### STATED TASK A:
In the Bottsham manor history, who received the land of Bodesham from Abbot Hugh and his chapter in 1110?
### STATED TASK B:
Decide whether each statement agrees with the Bottsham manor history: (i) Around 687, Swabert, king of Kent, gave three plough-lands at Bodesham to Eabba. (ii) The monastery of Minster was plundered and burnt in the reign of Edward the Confessor. (iii) The Domesday survey gives the arable land of Bodesham as three carucates.

### SOURCE:
┌────────
BOTTSHAM, antiently and more properly written Bodesham, is a manor in the western part of this parish. About the year 687 Swabert, king of Kent, gave among others, three plough-lands in a place called Bodesham, to Eabba, abbess of Minister, in Thanet, and in the reign of king Edward the Consessor, one Ælgeric Bigg gave another part of it to the abbey of St. Augustine, by the description of the lands called Bodesham, on condition that Wade, his knight, should possess them during his life. (fn. 7) The former of these continued in the monastery till the reign of king Canute, when it was plundered and burnt by the Danes. After which the church and lands of the monastery of Minster, and those of Bodesham among them, were granted to St. Augustine's monastery, and remained, together with those given as above-mentioned by Ælgeric Bigg, part of the possessions of it at the taking of the survey of Domesday, in which record it is thus described:
In Limowart left, in Stotinges hundred, Gaufrid holds Bodesham of the abbot. It was taxed at one suling. The arable land is two carucates, and there are, with eight borderers, wood for the pannage of fifteen hogs. In the time of king Edward the Confessor it was worth four pounds, and afterwards twenty shillings, now four pounds, A certain villein held it.
Hugh, abbot of St. Augustine, and his chapter, in the year 1110, granted to Hamo, steward of the king's houshold, this land of Bodesham, upon condition that he should, if there should be occasion, advise and assist him and his successors in any pleas brought against him by any baron, either in the county or in the king's court.
Hamo above-mentioned, whose surname was Crevequer, had come over into this kingdom with the Conqueror, and was rewarded afterwards with much land in this county, and was made sheriff of it during his life, from whence he was frequently stiled Hamo Vicecomes, or the sheriff. He lived till the middle of king Henry I.'s reign; and in his descendants it most probably remained till it came into the possession of the family of Gay, or Le Gay as they were sometimes written, owners of the yoke of Evington likewise, in which it continued till it was at length sold with it, in the beginning of Henry VII.'s reign, to Honywood, as has been fully mentioned before; in whose descendants it still remains, being now the property of Sir John Honywood, bart. of Evington.
└────────
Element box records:
┌────────
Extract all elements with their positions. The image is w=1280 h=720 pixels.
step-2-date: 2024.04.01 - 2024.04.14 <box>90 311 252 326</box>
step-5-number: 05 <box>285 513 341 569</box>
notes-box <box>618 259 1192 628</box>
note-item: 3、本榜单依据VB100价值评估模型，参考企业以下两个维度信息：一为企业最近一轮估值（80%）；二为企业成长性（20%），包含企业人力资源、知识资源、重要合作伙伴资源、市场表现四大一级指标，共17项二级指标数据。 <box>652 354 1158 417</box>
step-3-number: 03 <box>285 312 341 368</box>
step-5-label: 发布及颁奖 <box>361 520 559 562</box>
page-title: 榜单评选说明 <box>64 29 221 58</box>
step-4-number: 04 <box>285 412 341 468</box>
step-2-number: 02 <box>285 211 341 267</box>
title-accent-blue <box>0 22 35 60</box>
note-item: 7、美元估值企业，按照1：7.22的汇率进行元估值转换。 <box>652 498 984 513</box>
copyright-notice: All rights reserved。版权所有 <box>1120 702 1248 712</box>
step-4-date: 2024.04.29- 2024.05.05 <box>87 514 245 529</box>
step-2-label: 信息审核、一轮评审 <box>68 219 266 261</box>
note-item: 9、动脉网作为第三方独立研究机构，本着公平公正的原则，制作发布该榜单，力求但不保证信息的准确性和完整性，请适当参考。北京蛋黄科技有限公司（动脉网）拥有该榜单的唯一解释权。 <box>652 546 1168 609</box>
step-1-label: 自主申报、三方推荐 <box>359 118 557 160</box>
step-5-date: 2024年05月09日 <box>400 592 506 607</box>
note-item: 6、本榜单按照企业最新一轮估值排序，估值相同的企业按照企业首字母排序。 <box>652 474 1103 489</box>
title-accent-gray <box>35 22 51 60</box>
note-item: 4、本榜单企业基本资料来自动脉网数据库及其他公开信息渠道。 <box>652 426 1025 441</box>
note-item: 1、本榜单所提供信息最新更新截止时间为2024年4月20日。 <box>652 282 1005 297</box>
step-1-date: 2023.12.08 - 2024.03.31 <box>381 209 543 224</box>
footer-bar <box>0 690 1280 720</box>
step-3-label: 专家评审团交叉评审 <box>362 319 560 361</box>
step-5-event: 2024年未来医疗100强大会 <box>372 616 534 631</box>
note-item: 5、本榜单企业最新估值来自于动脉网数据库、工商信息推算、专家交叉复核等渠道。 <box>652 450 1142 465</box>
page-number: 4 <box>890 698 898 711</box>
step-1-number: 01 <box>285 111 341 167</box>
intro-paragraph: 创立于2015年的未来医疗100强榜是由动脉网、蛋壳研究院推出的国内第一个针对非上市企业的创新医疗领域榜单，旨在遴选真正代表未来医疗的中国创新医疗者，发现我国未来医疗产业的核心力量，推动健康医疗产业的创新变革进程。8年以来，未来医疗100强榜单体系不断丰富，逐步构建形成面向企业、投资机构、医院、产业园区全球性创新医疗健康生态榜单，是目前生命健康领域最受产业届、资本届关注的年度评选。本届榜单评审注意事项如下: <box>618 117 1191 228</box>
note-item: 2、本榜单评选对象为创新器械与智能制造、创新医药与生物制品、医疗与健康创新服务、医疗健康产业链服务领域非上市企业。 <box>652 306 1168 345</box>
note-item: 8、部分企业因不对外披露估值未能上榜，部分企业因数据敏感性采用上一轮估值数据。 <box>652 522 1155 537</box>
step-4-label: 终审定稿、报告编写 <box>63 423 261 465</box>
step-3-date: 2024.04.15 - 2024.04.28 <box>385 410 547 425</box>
└────────
### PROBLEM SOLUTION A:
Hamo, steward of the king's household.

### PROBLEM SOLUTION B:
(i) Yes: "About the year 687 Swabert, king of Kent, gave among others, three plough-lands in a place called Bodesham, to Eabba"
(ii) No: "till the reign of king Canute, when it was plundered and burnt by the Danes"
(iii) No: "The arable land is two carucates"